→ SET PROBLEM
List each line of the data that holds the string "这个动作".

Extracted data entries
• • •
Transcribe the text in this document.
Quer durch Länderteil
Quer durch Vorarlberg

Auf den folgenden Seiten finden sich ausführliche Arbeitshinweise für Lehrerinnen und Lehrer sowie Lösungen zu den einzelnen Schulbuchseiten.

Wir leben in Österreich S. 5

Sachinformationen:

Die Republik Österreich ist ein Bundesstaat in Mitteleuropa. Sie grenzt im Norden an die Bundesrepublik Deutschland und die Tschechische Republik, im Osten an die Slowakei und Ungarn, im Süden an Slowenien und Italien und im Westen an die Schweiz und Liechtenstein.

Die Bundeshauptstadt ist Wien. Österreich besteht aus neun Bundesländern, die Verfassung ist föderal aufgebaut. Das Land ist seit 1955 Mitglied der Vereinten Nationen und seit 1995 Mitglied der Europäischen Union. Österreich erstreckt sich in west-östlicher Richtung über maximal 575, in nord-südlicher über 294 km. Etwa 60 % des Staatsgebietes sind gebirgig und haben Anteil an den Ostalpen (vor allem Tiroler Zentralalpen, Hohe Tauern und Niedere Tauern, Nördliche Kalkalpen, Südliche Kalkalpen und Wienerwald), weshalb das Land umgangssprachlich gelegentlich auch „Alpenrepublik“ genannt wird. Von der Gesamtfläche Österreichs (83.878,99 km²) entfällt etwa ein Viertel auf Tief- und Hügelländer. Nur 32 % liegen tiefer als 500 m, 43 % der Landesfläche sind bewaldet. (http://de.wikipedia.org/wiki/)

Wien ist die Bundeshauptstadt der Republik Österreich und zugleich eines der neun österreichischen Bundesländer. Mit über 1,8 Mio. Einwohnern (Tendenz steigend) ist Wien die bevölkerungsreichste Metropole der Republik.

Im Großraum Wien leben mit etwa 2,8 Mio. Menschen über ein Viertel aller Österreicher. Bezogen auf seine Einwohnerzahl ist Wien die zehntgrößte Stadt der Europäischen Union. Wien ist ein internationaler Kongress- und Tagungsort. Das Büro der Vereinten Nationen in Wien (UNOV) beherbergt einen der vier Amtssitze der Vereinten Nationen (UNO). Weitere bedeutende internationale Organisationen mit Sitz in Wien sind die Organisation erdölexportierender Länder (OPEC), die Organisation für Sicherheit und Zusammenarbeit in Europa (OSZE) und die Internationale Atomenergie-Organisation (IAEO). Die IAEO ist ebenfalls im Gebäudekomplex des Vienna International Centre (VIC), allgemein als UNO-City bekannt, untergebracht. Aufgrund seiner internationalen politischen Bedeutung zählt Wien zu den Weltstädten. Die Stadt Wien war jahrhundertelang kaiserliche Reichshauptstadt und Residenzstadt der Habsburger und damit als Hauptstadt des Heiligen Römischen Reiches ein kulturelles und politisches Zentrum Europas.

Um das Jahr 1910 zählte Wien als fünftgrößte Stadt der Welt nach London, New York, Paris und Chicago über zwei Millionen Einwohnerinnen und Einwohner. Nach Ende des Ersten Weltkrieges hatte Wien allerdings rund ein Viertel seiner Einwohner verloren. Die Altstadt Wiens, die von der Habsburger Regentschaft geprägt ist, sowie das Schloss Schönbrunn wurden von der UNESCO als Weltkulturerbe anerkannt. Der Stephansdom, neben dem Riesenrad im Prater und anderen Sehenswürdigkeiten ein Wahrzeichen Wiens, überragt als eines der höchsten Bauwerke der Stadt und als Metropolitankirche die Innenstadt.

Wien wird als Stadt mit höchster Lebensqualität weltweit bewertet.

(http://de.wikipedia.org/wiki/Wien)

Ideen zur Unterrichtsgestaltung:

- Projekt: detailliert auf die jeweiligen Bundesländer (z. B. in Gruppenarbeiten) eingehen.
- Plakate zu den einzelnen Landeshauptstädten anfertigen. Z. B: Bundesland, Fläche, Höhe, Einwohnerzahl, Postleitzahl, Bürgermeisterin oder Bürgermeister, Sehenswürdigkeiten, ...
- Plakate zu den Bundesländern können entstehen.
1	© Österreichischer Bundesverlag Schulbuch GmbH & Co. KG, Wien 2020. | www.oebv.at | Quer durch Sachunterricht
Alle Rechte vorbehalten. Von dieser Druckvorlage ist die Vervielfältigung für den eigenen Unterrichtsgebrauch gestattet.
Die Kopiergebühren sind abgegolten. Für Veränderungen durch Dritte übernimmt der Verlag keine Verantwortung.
• • •
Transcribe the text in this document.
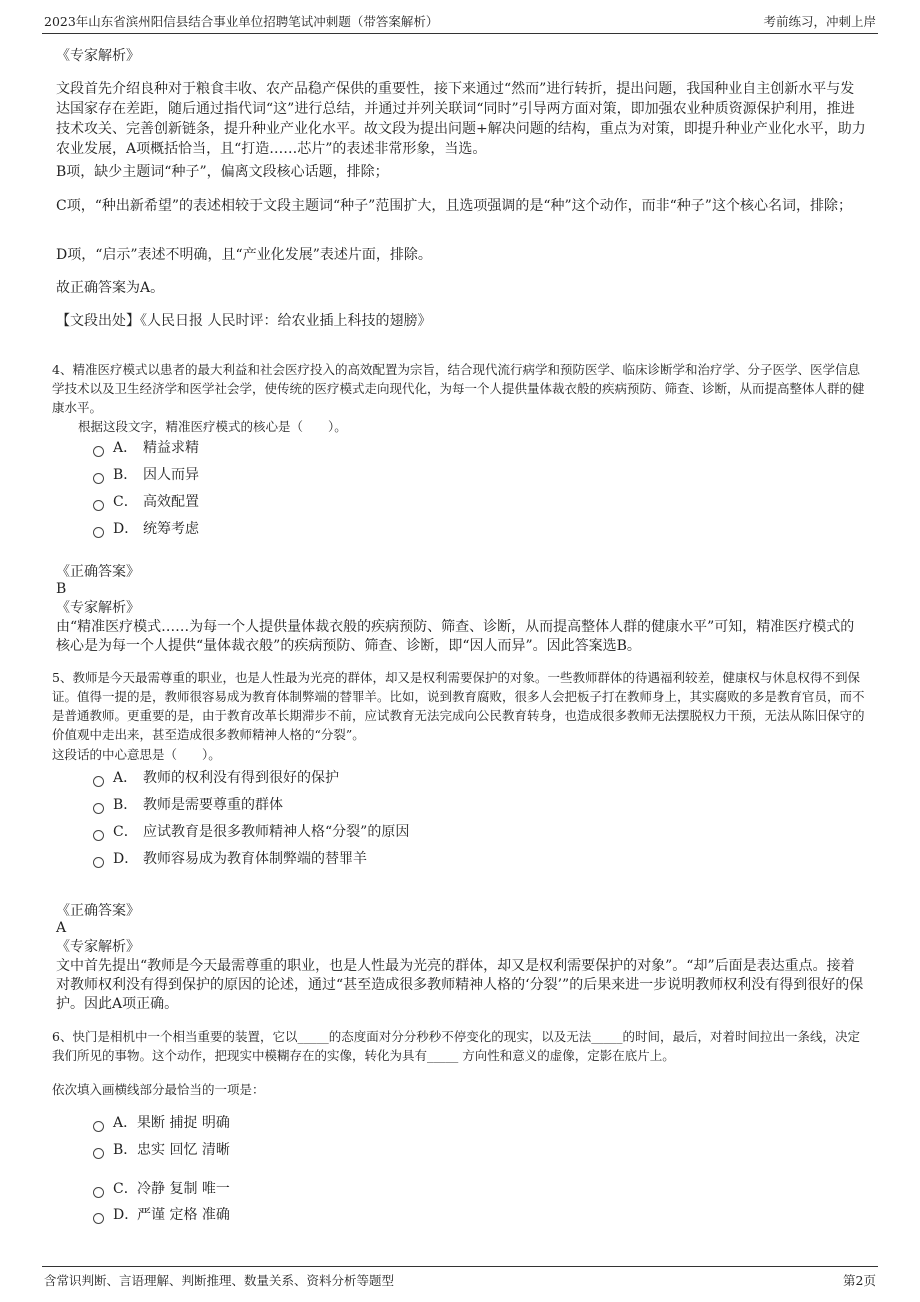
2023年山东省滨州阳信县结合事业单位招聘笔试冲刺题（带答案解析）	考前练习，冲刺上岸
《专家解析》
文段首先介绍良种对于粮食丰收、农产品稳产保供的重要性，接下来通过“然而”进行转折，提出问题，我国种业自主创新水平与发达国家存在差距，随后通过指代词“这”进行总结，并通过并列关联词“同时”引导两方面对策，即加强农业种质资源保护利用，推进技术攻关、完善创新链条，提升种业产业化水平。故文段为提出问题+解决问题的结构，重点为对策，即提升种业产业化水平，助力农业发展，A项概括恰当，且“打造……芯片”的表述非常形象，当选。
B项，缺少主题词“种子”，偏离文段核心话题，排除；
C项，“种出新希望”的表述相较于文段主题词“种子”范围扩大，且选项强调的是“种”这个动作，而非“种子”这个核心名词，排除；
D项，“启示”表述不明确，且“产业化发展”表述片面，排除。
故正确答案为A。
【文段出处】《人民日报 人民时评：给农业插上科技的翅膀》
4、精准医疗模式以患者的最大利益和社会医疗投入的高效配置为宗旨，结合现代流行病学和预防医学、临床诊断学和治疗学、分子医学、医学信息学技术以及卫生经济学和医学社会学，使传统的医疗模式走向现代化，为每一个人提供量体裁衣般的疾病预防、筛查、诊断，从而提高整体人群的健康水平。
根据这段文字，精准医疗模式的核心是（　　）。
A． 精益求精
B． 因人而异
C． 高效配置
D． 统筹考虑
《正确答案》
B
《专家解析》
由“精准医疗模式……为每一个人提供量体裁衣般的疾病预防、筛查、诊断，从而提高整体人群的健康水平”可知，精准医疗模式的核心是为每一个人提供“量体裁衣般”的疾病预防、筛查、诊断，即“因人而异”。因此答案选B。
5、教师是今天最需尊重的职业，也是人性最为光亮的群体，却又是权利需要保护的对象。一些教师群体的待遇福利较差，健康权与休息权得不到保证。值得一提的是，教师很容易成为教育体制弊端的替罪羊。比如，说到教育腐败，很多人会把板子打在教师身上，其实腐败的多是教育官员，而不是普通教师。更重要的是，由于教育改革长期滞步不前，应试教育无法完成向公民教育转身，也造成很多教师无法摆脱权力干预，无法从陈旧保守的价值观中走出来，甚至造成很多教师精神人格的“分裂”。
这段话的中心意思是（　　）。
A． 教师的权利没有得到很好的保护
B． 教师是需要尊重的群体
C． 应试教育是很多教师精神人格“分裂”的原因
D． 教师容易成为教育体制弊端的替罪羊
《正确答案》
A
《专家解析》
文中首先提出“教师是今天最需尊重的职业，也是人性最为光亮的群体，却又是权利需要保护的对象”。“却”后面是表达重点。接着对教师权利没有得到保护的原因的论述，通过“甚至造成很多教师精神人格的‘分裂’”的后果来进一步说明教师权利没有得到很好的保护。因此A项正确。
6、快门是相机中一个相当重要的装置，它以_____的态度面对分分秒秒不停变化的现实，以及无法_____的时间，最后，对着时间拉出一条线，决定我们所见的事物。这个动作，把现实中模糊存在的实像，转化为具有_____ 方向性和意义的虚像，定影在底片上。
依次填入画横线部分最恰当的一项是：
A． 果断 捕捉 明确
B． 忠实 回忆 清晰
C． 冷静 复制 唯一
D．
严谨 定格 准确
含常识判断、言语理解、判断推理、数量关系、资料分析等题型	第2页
• • •
→ OUTPUT OF THE EXERCISE
C项，“种出新希望”的表述相较于文段主题词“种子”范围扩大，且选项强调的是“种”这个动作，而非“种子”这个核心名词，排除；
6、快门是相机中一个相当重要的装置，它以_____的态度面对分分秒秒不停变化的现实，以及无法_____的时间，最后，对着时间拉出一条线，决定我们所见的事物。这个动作，把现实中模糊存在的实像，转化为具有_____ 方向性和意义的虚像，定影在底片上。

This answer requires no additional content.